• _Goal of the exercise_
For each line below that contains the string "this", copy that line.

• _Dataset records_

════════

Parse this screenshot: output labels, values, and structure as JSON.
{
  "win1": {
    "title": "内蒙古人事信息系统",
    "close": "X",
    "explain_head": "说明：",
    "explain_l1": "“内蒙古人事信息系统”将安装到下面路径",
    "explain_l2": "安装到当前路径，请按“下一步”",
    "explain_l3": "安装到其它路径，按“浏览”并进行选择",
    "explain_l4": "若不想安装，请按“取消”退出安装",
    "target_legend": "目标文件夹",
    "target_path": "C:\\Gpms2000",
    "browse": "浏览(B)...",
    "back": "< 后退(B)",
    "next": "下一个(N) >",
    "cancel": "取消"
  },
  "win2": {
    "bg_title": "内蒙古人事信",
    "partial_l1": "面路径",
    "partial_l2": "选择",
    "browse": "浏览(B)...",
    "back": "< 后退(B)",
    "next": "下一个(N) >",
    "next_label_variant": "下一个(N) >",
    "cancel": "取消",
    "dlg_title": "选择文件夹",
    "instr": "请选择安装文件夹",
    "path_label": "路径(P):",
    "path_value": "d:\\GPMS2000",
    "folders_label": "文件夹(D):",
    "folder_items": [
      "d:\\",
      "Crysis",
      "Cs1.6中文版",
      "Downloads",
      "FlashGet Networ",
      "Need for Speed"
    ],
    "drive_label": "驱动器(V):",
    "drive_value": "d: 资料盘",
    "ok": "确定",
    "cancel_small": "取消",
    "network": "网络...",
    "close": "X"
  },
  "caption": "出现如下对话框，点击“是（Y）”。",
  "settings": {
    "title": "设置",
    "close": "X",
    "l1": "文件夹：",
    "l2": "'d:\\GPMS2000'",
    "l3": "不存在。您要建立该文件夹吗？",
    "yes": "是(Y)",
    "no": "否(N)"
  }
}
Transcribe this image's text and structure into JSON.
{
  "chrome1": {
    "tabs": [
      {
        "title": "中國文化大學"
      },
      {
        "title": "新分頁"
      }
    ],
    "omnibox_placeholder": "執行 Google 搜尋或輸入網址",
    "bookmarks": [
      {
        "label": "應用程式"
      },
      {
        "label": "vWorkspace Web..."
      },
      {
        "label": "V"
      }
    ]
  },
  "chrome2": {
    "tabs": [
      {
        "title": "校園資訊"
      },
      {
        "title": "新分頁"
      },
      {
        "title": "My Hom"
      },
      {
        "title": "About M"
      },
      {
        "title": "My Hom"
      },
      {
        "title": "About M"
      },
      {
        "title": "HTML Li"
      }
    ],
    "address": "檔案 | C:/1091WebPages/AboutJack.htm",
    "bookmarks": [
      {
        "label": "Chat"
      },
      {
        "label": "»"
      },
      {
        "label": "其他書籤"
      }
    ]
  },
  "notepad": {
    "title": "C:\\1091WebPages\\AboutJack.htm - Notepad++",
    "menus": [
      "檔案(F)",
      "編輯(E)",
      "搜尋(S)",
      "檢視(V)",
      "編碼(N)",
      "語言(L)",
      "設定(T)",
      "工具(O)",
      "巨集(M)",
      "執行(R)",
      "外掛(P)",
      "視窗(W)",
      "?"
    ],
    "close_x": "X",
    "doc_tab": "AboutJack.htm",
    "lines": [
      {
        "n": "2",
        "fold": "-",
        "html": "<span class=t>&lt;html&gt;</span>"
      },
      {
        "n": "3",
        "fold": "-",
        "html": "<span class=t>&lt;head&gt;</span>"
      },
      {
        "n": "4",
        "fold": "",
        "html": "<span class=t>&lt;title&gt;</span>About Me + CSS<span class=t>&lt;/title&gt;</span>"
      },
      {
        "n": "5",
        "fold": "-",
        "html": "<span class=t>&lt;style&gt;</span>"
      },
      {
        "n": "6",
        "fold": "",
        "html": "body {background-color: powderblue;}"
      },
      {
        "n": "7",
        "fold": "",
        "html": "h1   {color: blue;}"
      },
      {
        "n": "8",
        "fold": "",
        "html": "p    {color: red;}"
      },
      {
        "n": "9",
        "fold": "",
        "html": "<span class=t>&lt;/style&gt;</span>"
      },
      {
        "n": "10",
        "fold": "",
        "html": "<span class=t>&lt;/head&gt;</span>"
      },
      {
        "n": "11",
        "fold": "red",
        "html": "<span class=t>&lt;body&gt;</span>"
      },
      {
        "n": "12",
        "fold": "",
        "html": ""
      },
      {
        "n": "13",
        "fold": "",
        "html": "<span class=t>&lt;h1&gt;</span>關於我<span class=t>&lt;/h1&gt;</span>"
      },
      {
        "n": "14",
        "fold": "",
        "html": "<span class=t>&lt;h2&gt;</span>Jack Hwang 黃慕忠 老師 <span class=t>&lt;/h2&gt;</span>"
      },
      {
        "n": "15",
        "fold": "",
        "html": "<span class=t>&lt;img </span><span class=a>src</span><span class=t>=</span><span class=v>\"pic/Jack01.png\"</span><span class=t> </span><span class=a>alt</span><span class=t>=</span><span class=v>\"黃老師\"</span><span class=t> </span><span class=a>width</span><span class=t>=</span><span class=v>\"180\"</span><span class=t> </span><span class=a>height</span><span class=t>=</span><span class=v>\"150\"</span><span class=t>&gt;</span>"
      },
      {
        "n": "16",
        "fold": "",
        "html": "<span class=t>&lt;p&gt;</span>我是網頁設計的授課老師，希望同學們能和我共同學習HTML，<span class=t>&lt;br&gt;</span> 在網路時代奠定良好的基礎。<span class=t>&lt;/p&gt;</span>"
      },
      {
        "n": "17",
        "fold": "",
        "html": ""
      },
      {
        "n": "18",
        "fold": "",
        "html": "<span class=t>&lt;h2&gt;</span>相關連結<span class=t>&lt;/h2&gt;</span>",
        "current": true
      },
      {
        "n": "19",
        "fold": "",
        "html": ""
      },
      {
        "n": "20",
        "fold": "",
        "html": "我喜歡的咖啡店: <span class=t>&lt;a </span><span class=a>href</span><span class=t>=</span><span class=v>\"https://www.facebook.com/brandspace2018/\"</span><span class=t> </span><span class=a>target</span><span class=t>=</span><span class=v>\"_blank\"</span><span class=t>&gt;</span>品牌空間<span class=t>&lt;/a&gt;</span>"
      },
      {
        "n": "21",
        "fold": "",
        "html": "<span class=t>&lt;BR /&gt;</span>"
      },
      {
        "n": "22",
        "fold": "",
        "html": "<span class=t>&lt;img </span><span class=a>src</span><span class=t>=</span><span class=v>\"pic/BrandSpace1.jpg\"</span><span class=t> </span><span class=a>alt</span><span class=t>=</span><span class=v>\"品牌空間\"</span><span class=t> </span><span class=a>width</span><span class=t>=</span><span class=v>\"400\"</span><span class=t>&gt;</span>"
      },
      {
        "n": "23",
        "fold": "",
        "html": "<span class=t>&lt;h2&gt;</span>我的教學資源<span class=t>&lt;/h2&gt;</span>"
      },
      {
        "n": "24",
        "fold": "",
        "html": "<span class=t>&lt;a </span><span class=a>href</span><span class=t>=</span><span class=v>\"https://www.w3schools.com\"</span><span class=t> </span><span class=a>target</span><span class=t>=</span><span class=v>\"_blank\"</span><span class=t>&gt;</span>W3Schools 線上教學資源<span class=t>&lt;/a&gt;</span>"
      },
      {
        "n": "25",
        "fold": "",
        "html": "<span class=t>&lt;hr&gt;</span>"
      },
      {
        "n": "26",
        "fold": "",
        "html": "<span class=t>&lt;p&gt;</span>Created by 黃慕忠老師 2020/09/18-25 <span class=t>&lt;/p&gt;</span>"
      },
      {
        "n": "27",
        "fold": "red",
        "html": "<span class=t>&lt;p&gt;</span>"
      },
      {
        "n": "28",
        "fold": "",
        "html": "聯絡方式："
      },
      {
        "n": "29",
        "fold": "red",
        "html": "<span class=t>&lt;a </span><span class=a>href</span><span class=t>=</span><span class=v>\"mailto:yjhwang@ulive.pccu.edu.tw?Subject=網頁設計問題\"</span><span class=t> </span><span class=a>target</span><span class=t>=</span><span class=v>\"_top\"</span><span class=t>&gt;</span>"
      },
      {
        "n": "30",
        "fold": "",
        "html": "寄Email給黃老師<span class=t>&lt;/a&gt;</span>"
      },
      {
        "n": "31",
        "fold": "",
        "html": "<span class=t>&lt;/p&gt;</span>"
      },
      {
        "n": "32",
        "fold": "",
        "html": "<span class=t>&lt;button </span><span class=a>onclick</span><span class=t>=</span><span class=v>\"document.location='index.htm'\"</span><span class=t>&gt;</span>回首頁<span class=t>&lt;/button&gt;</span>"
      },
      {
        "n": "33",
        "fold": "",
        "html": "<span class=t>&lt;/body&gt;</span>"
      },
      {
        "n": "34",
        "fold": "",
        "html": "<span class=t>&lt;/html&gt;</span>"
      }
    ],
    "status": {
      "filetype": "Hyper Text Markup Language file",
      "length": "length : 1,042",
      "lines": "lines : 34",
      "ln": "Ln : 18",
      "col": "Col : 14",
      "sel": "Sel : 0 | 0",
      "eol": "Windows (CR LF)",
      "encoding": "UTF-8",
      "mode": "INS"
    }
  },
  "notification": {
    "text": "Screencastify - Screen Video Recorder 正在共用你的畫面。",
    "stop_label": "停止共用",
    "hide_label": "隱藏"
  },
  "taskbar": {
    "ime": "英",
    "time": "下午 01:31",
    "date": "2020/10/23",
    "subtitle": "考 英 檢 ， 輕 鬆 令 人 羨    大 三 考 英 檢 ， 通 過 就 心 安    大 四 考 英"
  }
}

════════

• _Reply_
Parse this screenshot: output labels, values, and structure as JSON.
Transcribe this image's text and structure into JSON.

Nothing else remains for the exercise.